## Begin
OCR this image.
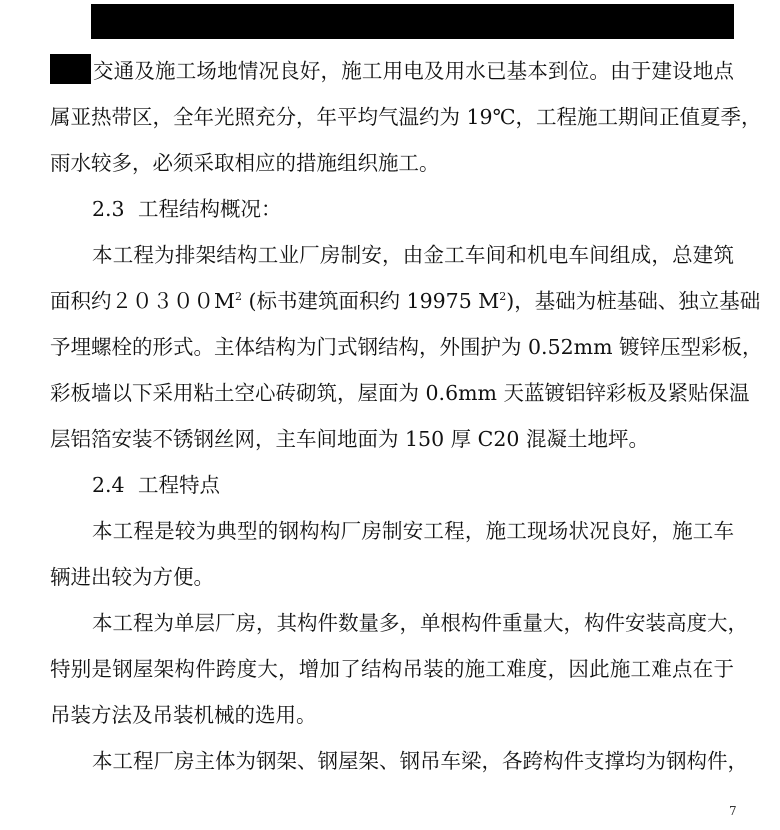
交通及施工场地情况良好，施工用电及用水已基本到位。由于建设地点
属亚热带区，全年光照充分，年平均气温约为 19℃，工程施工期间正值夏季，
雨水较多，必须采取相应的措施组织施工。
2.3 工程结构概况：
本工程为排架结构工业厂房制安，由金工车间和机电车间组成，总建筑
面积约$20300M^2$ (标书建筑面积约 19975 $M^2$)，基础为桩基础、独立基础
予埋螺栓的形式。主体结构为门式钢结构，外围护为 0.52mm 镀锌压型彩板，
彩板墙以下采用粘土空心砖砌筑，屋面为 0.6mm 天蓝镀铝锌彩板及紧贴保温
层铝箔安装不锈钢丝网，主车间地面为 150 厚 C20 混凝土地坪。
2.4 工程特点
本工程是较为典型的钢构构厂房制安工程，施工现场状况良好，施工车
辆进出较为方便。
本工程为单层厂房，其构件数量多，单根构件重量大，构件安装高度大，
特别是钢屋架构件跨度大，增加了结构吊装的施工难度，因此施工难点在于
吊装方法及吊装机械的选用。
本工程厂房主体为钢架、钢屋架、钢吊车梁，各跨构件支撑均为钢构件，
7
## End
## Begin
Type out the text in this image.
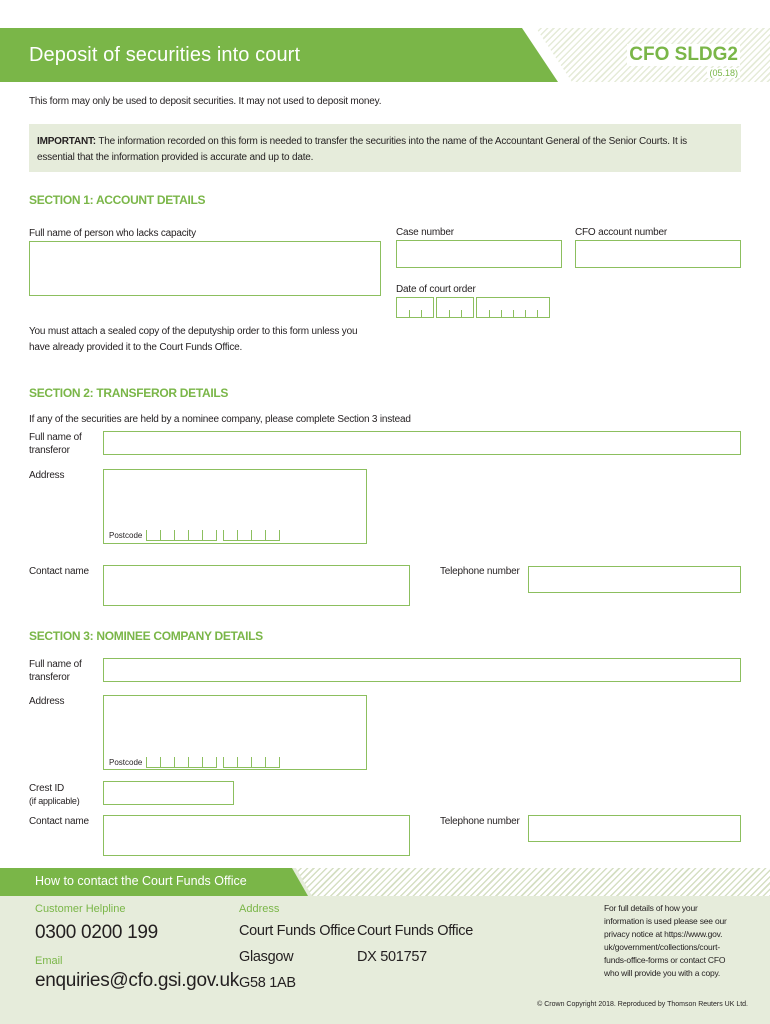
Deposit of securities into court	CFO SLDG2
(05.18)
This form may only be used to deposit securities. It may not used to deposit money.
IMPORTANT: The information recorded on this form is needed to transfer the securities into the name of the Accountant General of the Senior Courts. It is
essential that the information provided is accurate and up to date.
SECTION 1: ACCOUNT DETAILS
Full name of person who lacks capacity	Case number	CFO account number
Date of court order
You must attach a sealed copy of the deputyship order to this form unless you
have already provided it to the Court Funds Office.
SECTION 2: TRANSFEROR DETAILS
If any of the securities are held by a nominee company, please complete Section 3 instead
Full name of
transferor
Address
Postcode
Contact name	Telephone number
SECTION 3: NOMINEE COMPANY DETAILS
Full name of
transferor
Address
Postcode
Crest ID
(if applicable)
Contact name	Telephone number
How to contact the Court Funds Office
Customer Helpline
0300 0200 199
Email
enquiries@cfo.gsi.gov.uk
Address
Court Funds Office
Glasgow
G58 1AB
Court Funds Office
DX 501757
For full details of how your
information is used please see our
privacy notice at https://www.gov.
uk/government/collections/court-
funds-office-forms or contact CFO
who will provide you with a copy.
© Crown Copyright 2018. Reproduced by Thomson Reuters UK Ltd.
## End
» Directive
Write out every line of the entries that holds the word "information".

» Result of the exercise
IMPORTANT: The information recorded on this form is needed to transfer the securities into the name of the Accountant General of the Senior Courts. It is
essential that the information provided is accurate and up to date.
information is used please see our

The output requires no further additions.